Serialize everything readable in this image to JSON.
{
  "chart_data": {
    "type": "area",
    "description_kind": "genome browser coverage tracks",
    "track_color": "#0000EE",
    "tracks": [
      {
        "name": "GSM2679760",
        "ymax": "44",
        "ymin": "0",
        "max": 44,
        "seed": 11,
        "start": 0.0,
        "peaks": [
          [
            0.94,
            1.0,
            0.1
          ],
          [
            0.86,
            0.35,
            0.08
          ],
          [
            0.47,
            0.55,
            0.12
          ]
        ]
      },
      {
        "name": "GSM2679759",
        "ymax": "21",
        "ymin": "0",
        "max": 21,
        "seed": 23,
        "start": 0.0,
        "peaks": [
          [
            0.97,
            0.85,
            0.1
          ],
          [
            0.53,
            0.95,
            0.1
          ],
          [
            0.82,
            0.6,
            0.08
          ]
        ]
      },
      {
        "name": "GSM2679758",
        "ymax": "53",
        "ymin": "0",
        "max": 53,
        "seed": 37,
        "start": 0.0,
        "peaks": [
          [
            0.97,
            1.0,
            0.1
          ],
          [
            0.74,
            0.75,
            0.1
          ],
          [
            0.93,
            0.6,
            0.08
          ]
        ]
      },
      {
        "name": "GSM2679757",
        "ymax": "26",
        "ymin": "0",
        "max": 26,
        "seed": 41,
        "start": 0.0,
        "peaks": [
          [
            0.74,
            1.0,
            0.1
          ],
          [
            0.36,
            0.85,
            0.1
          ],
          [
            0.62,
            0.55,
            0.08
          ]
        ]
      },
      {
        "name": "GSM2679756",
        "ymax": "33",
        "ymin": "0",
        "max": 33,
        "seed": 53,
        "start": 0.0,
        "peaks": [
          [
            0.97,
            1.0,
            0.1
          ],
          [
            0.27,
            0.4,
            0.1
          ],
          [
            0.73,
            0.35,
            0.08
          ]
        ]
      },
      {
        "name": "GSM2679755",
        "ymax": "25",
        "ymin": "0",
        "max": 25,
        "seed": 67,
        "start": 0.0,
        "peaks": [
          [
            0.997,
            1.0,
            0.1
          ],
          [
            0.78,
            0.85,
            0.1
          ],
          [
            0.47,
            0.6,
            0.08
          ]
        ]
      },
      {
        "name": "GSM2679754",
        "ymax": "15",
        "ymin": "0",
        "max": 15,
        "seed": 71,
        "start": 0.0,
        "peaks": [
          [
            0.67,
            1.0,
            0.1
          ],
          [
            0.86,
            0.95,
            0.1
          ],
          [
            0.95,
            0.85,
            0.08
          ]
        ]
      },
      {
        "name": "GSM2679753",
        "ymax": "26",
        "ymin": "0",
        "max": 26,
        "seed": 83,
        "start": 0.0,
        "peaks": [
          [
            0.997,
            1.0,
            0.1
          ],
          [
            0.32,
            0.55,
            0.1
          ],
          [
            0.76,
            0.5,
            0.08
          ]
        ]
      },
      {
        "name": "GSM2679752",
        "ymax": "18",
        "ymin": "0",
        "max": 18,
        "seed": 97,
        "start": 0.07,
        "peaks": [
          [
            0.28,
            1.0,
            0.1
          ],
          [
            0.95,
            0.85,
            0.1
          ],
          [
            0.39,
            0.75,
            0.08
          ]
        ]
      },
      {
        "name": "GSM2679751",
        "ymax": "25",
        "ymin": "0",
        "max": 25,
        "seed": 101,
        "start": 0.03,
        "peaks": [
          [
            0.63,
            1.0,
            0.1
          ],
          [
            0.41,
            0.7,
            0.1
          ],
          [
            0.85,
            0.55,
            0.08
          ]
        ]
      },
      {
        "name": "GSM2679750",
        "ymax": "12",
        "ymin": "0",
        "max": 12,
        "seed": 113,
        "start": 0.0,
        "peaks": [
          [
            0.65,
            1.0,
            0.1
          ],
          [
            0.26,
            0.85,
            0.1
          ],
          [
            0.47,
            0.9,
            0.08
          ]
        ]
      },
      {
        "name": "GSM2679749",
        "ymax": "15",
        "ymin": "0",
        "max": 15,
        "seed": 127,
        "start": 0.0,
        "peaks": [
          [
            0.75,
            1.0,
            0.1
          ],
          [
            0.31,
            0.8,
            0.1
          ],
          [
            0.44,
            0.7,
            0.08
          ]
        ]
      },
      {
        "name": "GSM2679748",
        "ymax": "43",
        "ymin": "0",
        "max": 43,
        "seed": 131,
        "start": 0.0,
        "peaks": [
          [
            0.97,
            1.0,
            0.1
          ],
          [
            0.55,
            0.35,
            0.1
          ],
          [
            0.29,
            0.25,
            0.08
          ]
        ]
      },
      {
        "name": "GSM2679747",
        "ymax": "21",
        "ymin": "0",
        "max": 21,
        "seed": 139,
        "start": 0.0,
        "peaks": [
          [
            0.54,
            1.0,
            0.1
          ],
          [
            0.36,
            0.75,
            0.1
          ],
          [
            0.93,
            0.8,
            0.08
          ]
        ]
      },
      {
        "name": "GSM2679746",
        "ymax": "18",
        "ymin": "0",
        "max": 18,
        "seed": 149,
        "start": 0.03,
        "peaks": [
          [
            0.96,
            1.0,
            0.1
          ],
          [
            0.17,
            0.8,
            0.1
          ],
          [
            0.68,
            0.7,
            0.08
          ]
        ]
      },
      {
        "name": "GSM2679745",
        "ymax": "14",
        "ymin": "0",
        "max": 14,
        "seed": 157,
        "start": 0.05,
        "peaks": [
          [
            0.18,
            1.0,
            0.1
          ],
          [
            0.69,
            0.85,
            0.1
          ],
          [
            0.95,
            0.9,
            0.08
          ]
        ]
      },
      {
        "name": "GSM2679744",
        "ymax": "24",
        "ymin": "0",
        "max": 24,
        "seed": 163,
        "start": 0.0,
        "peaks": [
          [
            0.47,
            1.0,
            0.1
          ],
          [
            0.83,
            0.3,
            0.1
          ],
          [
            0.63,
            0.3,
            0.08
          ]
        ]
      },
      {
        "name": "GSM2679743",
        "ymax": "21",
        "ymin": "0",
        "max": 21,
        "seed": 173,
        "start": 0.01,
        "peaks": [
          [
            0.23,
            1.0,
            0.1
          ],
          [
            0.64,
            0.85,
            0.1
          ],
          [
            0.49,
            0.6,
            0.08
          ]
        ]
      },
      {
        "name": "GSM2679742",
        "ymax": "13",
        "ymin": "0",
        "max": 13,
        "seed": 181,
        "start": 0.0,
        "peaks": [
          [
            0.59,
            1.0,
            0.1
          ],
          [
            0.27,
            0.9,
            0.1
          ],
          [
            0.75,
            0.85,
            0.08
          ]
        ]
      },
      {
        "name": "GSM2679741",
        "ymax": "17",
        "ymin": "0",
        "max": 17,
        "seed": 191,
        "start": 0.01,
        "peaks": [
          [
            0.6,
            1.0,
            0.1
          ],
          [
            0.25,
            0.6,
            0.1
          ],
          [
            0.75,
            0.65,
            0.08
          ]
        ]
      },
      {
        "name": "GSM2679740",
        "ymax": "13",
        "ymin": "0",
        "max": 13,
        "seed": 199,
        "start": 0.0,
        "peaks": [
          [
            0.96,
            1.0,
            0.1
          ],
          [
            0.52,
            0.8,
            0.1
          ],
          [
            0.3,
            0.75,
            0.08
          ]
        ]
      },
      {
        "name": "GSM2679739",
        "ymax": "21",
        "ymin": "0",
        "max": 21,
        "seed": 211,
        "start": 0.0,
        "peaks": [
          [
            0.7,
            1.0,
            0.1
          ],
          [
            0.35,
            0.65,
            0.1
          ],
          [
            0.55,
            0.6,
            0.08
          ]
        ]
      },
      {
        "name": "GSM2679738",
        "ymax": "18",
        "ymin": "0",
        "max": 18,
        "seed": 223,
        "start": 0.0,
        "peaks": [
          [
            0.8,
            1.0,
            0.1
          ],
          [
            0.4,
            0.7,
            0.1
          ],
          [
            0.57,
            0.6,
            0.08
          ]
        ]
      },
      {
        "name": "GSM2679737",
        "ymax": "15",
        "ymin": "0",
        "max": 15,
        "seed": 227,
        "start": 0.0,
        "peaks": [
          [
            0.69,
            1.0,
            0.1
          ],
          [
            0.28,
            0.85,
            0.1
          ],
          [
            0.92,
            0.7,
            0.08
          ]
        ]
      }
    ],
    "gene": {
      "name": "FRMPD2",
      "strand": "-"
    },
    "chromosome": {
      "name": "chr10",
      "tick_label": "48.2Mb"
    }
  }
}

• Problem details: If a line in the records above includes the string "tracks", copy it.

• Output:
    "description_kind": "genome browser coverage tracks",
    "tracks": [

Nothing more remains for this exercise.